▶ _STATED GOAL_
In the listing below, locate the lines that hold "introduction" and copy them.

▶ _EXTRACTED INFORMATION_
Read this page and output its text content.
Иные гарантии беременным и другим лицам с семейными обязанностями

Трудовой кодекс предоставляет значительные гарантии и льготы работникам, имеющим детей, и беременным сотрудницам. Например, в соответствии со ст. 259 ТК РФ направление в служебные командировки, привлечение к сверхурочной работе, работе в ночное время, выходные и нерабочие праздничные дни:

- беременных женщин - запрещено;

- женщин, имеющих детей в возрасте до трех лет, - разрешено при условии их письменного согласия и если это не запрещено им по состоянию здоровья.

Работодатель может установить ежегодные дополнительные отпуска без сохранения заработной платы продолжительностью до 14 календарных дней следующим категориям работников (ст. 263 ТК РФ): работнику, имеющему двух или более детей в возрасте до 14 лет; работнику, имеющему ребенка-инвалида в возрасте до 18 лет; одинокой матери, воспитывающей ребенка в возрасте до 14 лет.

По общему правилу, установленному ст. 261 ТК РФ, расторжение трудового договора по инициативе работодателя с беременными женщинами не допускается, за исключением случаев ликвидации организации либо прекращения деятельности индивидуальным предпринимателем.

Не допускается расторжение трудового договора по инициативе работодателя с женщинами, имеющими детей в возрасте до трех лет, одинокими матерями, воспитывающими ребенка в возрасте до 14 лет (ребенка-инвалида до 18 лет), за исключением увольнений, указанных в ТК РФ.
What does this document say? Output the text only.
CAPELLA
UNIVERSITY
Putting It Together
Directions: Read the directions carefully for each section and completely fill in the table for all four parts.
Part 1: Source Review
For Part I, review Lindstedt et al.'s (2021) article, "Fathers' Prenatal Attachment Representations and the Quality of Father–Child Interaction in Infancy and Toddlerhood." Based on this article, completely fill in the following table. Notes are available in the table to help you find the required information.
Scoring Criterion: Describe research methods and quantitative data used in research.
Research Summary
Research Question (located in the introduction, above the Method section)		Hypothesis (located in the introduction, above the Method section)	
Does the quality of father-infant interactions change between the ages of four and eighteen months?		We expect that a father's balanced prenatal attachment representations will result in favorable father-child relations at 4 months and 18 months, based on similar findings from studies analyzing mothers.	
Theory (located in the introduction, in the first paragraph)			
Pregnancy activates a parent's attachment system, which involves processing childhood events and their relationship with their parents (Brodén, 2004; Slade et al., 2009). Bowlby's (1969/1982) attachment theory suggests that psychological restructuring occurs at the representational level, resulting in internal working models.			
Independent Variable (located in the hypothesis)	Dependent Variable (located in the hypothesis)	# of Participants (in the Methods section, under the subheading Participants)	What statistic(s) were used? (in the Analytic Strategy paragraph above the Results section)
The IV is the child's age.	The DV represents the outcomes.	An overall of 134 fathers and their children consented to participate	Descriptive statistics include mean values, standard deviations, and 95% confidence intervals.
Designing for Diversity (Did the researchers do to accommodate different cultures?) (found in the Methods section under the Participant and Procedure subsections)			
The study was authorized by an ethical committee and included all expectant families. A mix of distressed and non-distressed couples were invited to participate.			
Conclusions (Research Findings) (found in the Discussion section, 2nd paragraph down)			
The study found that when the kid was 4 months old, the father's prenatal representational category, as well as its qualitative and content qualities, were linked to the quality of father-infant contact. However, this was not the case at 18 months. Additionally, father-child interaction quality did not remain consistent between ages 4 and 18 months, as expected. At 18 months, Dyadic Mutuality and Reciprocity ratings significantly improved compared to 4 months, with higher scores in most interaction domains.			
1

▶ _EXERCISE OUTPUT_
Research Question (located in the introduction, above the Method section)		Hypothesis (located in the introduction, above the Method section)	
Theory (located in the introduction, in the first paragraph)			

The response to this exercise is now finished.